Spatial annotation records
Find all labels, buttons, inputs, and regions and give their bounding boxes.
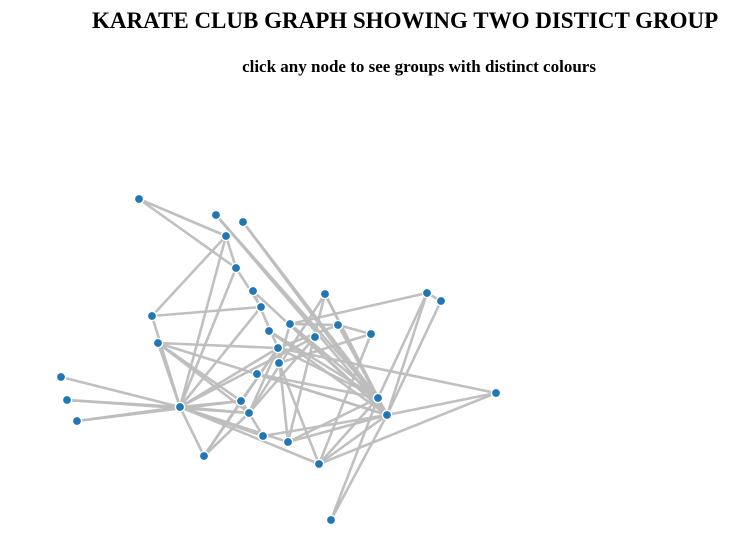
graph-node[interactable] xyxy=(273,357,285,369)
graph-link xyxy=(178,405,321,466)
graph-node[interactable] xyxy=(332,319,344,331)
graph-node[interactable] xyxy=(133,193,145,205)
graph-node[interactable] xyxy=(381,409,393,421)
graph-link xyxy=(202,411,251,458)
page-subtitle: click any node to see groups with distin… xyxy=(242,57,596,76)
graph-link xyxy=(156,341,182,409)
graph-node[interactable] xyxy=(237,216,249,228)
graph-link xyxy=(224,234,238,270)
graph-node[interactable] xyxy=(235,395,247,407)
page-title: KARATE CLUB GRAPH SHOWING TWO DISTICT GR… xyxy=(92,8,719,33)
graph-node[interactable] xyxy=(257,430,269,442)
graph-node[interactable] xyxy=(313,458,325,470)
graph-link xyxy=(276,346,498,395)
graph-link xyxy=(286,396,380,444)
graph-node[interactable] xyxy=(220,230,232,242)
graph-link xyxy=(267,329,380,400)
graph-link xyxy=(202,399,243,458)
graph-link xyxy=(277,332,373,365)
graph-link xyxy=(150,305,263,318)
graph-node[interactable] xyxy=(243,407,255,419)
graph-node[interactable] xyxy=(255,301,267,313)
graph-node[interactable] xyxy=(251,368,263,380)
graph-link xyxy=(288,322,389,417)
graph-link xyxy=(75,399,243,423)
graph-link xyxy=(255,372,380,400)
graph-node[interactable] xyxy=(284,318,296,330)
graph-node[interactable] xyxy=(61,394,73,406)
graph-link xyxy=(65,398,251,415)
graph-nodes xyxy=(55,193,502,526)
graph-node[interactable] xyxy=(282,436,294,448)
graph-node[interactable] xyxy=(272,342,284,354)
graph-link xyxy=(288,291,429,326)
graph-link xyxy=(267,329,389,417)
graph-link xyxy=(385,299,443,417)
graph-node[interactable] xyxy=(230,262,242,274)
graph-link xyxy=(247,346,280,415)
graph-node[interactable] xyxy=(55,371,67,383)
graph-links xyxy=(59,197,498,522)
graph-link xyxy=(336,323,373,336)
graph-link xyxy=(156,341,280,350)
graph-link xyxy=(137,197,228,238)
graph-node[interactable] xyxy=(372,392,384,404)
graph-link xyxy=(317,391,498,466)
graph-node[interactable] xyxy=(247,285,259,297)
graph-node[interactable] xyxy=(210,209,222,221)
graph-link xyxy=(329,413,389,522)
graph-node[interactable] xyxy=(309,331,321,343)
graph-node[interactable] xyxy=(152,337,164,349)
graph-node[interactable] xyxy=(490,387,502,399)
graph-link xyxy=(59,375,182,409)
graph-node[interactable] xyxy=(421,287,433,299)
graph-link xyxy=(385,391,498,417)
graph-link xyxy=(261,413,389,438)
graph-node[interactable] xyxy=(71,415,83,427)
graph-link xyxy=(385,291,429,417)
graph-link xyxy=(277,322,292,365)
graph-node[interactable] xyxy=(198,450,210,462)
graph-link xyxy=(317,332,373,466)
graph-link xyxy=(156,341,243,403)
graph-link xyxy=(329,396,380,522)
graph-node[interactable] xyxy=(325,514,337,526)
graph-link xyxy=(376,291,429,400)
graph-node[interactable] xyxy=(174,401,186,413)
graph-link xyxy=(317,396,380,466)
graph-link xyxy=(178,305,263,409)
graph-link xyxy=(234,266,263,309)
graph-link xyxy=(178,266,238,409)
graph-node[interactable] xyxy=(365,328,377,340)
graph-link xyxy=(137,197,238,270)
graph-link xyxy=(277,361,321,466)
graph-link xyxy=(317,413,389,466)
graph-node[interactable] xyxy=(319,288,331,300)
graph-node[interactable] xyxy=(263,325,275,337)
graph-node[interactable] xyxy=(435,295,447,307)
graph-link xyxy=(178,405,206,458)
graph-link xyxy=(150,234,228,318)
graph-link xyxy=(288,322,340,327)
graph-link xyxy=(255,372,389,417)
graph-node[interactable] xyxy=(146,310,158,322)
graph-link xyxy=(178,234,228,409)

Exercise
How many lines of the records above contain the string "page"? Reply with the number alone.

Written answer
2